##### Information shown

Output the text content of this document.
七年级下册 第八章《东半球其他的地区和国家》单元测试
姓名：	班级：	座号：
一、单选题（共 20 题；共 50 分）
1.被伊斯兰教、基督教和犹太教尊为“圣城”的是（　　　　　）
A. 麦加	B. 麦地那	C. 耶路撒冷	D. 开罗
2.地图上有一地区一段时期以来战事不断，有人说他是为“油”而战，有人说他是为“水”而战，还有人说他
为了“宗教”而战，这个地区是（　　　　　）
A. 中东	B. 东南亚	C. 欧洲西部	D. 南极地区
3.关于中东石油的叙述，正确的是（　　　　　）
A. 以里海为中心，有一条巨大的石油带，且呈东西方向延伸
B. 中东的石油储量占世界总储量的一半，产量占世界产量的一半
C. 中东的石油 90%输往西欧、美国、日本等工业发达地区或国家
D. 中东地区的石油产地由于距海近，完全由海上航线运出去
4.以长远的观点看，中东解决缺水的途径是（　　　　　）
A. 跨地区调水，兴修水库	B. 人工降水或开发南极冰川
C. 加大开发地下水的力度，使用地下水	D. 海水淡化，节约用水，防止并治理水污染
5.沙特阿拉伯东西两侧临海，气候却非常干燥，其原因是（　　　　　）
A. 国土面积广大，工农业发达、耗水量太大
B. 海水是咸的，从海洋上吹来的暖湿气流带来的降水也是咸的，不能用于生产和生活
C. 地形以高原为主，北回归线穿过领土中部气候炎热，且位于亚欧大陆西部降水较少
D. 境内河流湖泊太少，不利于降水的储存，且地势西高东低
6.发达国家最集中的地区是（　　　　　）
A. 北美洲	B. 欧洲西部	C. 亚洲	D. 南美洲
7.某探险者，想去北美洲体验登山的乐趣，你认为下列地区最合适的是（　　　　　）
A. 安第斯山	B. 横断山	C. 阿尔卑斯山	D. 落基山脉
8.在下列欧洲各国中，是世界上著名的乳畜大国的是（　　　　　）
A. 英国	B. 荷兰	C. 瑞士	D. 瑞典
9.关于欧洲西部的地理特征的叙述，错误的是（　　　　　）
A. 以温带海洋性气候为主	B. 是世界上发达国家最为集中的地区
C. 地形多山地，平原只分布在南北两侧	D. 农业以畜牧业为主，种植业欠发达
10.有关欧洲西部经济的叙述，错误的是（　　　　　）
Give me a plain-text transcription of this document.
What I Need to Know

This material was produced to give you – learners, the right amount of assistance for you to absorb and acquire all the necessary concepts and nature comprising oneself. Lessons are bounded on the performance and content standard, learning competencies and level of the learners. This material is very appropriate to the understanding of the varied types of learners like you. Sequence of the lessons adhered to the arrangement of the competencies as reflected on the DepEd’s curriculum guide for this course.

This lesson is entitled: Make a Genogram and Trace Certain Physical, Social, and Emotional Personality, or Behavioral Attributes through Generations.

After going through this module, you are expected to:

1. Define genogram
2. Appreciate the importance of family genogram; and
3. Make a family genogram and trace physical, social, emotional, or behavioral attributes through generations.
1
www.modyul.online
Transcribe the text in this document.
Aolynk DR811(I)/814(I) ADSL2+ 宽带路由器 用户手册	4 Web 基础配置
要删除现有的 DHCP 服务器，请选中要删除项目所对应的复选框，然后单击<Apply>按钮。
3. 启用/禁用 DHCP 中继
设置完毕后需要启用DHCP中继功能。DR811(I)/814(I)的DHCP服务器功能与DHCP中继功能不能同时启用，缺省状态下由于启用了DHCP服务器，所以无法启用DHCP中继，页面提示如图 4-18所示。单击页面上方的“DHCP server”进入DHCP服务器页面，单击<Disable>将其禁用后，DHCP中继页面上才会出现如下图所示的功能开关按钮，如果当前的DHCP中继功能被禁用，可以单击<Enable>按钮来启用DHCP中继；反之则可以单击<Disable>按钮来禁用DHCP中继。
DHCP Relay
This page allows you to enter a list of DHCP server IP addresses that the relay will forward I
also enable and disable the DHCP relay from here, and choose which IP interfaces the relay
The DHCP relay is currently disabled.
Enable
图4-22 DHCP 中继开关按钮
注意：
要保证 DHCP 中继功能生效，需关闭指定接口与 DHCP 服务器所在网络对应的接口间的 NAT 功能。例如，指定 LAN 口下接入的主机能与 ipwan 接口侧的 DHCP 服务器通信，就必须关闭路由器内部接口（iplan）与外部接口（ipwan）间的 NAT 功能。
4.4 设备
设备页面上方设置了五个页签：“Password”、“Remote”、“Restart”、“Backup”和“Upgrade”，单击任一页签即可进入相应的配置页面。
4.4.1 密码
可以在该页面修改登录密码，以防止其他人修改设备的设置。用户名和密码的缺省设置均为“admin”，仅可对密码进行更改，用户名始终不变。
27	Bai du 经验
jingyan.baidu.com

##########

- _Task directions_
Transcribe the whole listing with nothing added or left out.

- _The result_
Output the text content of this document.
七年级下册 第八章《东半球其他的地区和国家》单元测试
姓名：	班级：	座号：
一、单选题（共 20 题；共 50 分）
1.被伊斯兰教、基督教和犹太教尊为“圣城”的是（　　　　　）
A. 麦加	B. 麦地那	C. 耶路撒冷	D. 开罗
2.地图上有一地区一段时期以来战事不断，有人说他是为“油”而战，有人说他是为“水”而战，还有人说他
为了“宗教”而战，这个地区是（　　　　　）
A. 中东	B. 东南亚	C. 欧洲西部	D. 南极地区
3.关于中东石油的叙述，正确的是（　　　　　）
A. 以里海为中心，有一条巨大的石油带，且呈东西方向延伸
B. 中东的石油储量占世界总储量的一半，产量占世界产量的一半
C. 中东的石油 90%输往西欧、美国、日本等工业发达地区或国家
D. 中东地区的石油产地由于距海近，完全由海上航线运出去
4.以长远的观点看，中东解决缺水的途径是（　　　　　）
A. 跨地区调水，兴修水库	B. 人工降水或开发南极冰川
C. 加大开发地下水的力度，使用地下水	D. 海水淡化，节约用水，防止并治理水污染
5.沙特阿拉伯东西两侧临海，气候却非常干燥，其原因是（　　　　　）
A. 国土面积广大，工农业发达、耗水量太大
B. 海水是咸的，从海洋上吹来的暖湿气流带来的降水也是咸的，不能用于生产和生活
C. 地形以高原为主，北回归线穿过领土中部气候炎热，且位于亚欧大陆西部降水较少
D. 境内河流湖泊太少，不利于降水的储存，且地势西高东低
6.发达国家最集中的地区是（　　　　　）
A. 北美洲	B. 欧洲西部	C. 亚洲	D. 南美洲
7.某探险者，想去北美洲体验登山的乐趣，你认为下列地区最合适的是（　　　　　）
A. 安第斯山	B. 横断山	C. 阿尔卑斯山	D. 落基山脉
8.在下列欧洲各国中，是世界上著名的乳畜大国的是（　　　　　）
A. 英国	B. 荷兰	C. 瑞士	D. 瑞典
9.关于欧洲西部的地理特征的叙述，错误的是（　　　　　）
A. 以温带海洋性气候为主	B. 是世界上发达国家最为集中的地区
C. 地形多山地，平原只分布在南北两侧	D. 农业以畜牧业为主，种植业欠发达
10.有关欧洲西部经济的叙述，错误的是（　　　　　）
Give me a plain-text transcription of this document.
What I Need to Know

This material was produced to give you – learners, the right amount of assistance for you to absorb and acquire all the necessary concepts and nature comprising oneself. Lessons are bounded on the performance and content standard, learning competencies and level of the learners. This material is very appropriate to the understanding of the varied types of learners like you. Sequence of the lessons adhered to the arrangement of the competencies as reflected on the DepEd’s curriculum guide for this course.

This lesson is entitled: Make a Genogram and Trace Certain Physical, Social, and Emotional Personality, or Behavioral Attributes through Generations.

After going through this module, you are expected to:

1. Define genogram
2. Appreciate the importance of family genogram; and
3. Make a family genogram and trace physical, social, emotional, or behavioral attributes through generations.
1
www.modyul.online
Transcribe the text in this document.
Aolynk DR811(I)/814(I) ADSL2+ 宽带路由器 用户手册	4 Web 基础配置
要删除现有的 DHCP 服务器，请选中要删除项目所对应的复选框，然后单击<Apply>按钮。
3. 启用/禁用 DHCP 中继
设置完毕后需要启用DHCP中继功能。DR811(I)/814(I)的DHCP服务器功能与DHCP中继功能不能同时启用，缺省状态下由于启用了DHCP服务器，所以无法启用DHCP中继，页面提示如图 4-18所示。单击页面上方的“DHCP server”进入DHCP服务器页面，单击<Disable>将其禁用后，DHCP中继页面上才会出现如下图所示的功能开关按钮，如果当前的DHCP中继功能被禁用，可以单击<Enable>按钮来启用DHCP中继；反之则可以单击<Disable>按钮来禁用DHCP中继。
DHCP Relay
This page allows you to enter a list of DHCP server IP addresses that the relay will forward I
also enable and disable the DHCP relay from here, and choose which IP interfaces the relay
The DHCP relay is currently disabled.
Enable
图4-22 DHCP 中继开关按钮
注意：
要保证 DHCP 中继功能生效，需关闭指定接口与 DHCP 服务器所在网络对应的接口间的 NAT 功能。例如，指定 LAN 口下接入的主机能与 ipwan 接口侧的 DHCP 服务器通信，就必须关闭路由器内部接口（iplan）与外部接口（ipwan）间的 NAT 功能。
4.4 设备
设备页面上方设置了五个页签：“Password”、“Remote”、“Restart”、“Backup”和“Upgrade”，单击任一页签即可进入相应的配置页面。
4.4.1 密码
可以在该页面修改登录密码，以防止其他人修改设备的设置。用户名和密码的缺省设置均为“admin”，仅可对密码进行更改，用户名始终不变。
27	Bai du 经验
jingyan.baidu.com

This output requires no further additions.